__Given problem__.
Identify the lines containing the word "text". Copy each one.

☆ ☆ ☆

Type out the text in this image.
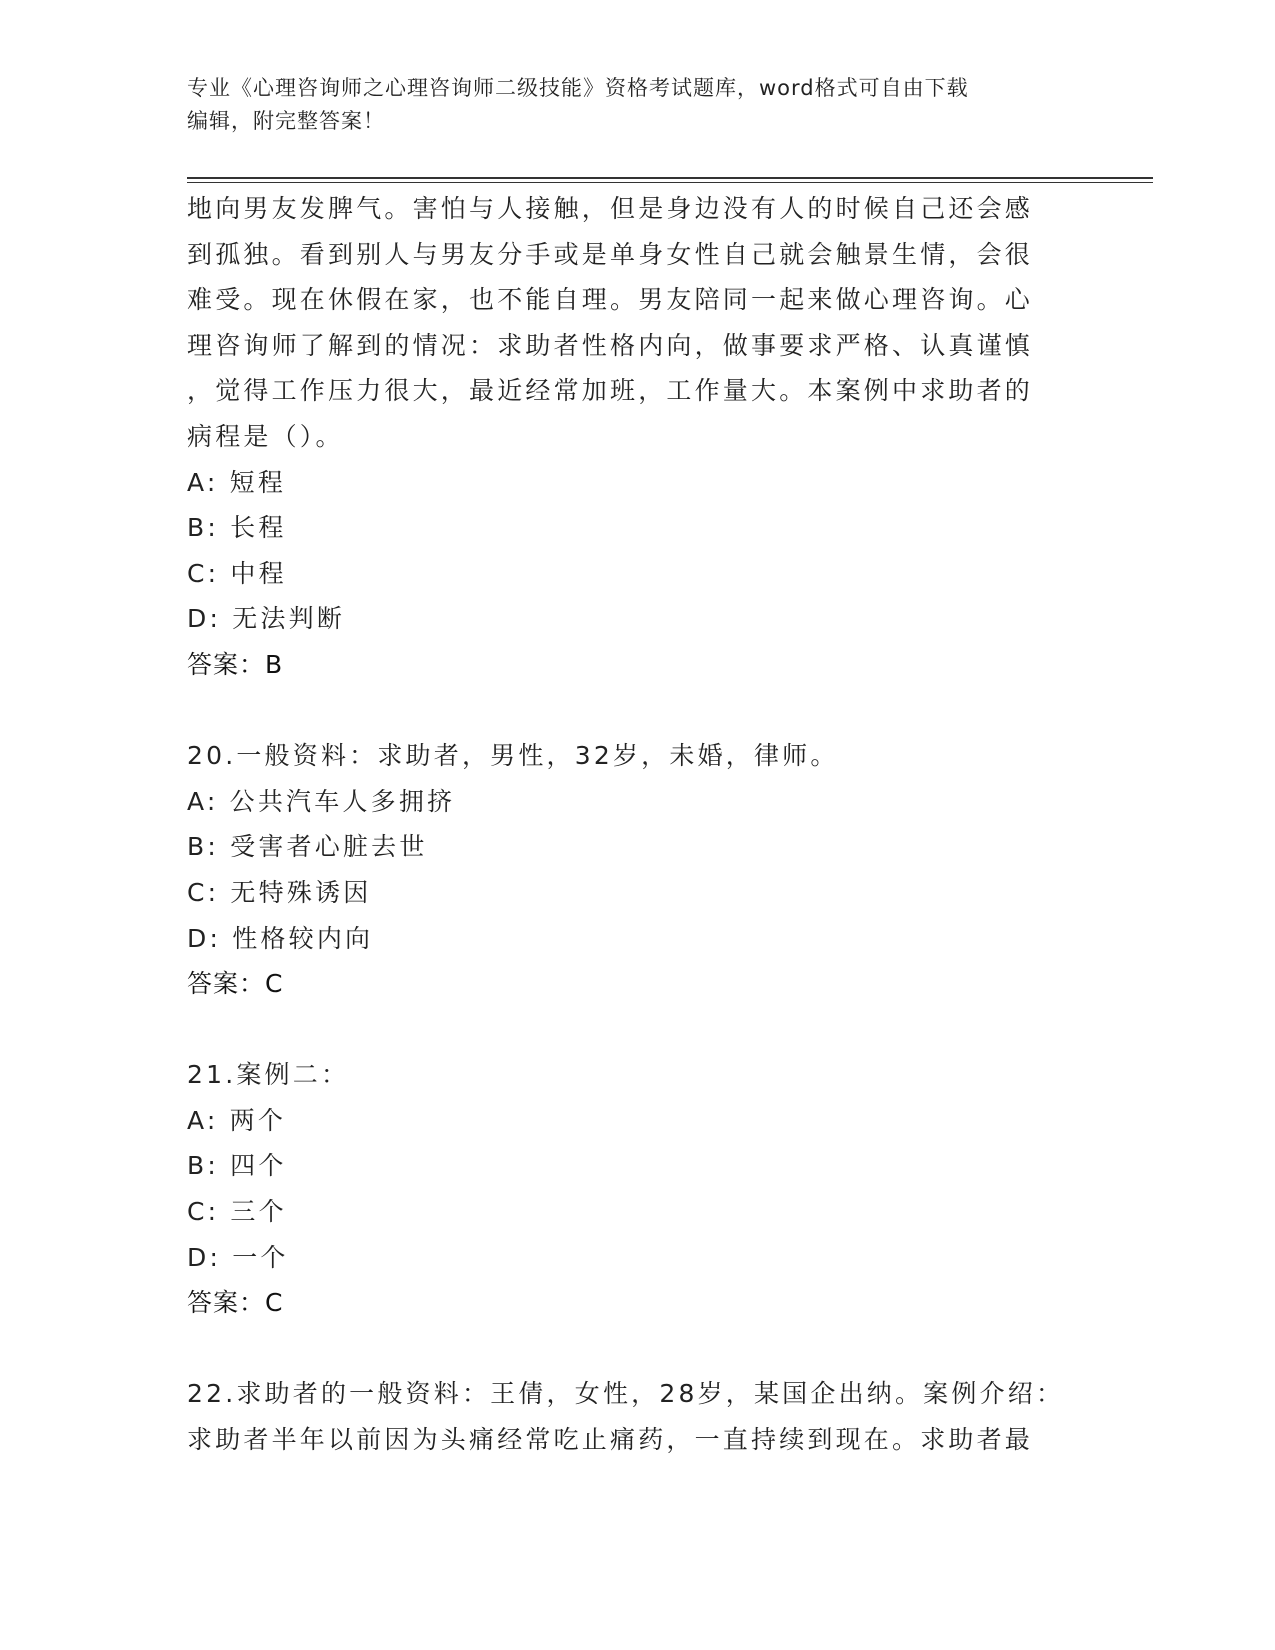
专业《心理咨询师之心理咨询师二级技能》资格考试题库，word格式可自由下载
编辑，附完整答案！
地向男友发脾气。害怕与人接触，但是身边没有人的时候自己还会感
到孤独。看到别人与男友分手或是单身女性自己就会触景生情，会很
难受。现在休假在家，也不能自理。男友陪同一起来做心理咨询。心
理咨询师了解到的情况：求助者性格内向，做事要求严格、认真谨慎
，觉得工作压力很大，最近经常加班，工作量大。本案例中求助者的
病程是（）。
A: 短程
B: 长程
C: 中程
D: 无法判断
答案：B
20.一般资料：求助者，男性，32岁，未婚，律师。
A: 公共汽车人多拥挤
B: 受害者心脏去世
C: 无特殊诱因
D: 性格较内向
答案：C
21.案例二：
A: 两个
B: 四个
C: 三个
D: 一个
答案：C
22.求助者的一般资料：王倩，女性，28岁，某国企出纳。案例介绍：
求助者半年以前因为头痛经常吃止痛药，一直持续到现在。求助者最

☆ ☆ ☆

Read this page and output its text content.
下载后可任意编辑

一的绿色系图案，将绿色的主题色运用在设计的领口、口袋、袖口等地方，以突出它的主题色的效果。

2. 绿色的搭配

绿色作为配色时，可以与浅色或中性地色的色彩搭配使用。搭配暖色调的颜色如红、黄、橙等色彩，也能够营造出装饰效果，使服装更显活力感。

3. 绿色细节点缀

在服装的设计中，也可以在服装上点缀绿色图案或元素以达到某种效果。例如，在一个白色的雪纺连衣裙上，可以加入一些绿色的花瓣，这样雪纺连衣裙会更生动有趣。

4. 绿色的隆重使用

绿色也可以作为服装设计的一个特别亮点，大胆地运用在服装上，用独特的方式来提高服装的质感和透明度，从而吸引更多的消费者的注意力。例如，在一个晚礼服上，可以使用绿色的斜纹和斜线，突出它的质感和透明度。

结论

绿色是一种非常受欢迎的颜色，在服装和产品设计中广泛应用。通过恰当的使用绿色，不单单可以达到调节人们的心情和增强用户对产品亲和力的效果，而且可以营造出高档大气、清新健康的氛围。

☆ ☆ ☆

__Reply__.
Type out the text in this image.
Read this page and output its text content.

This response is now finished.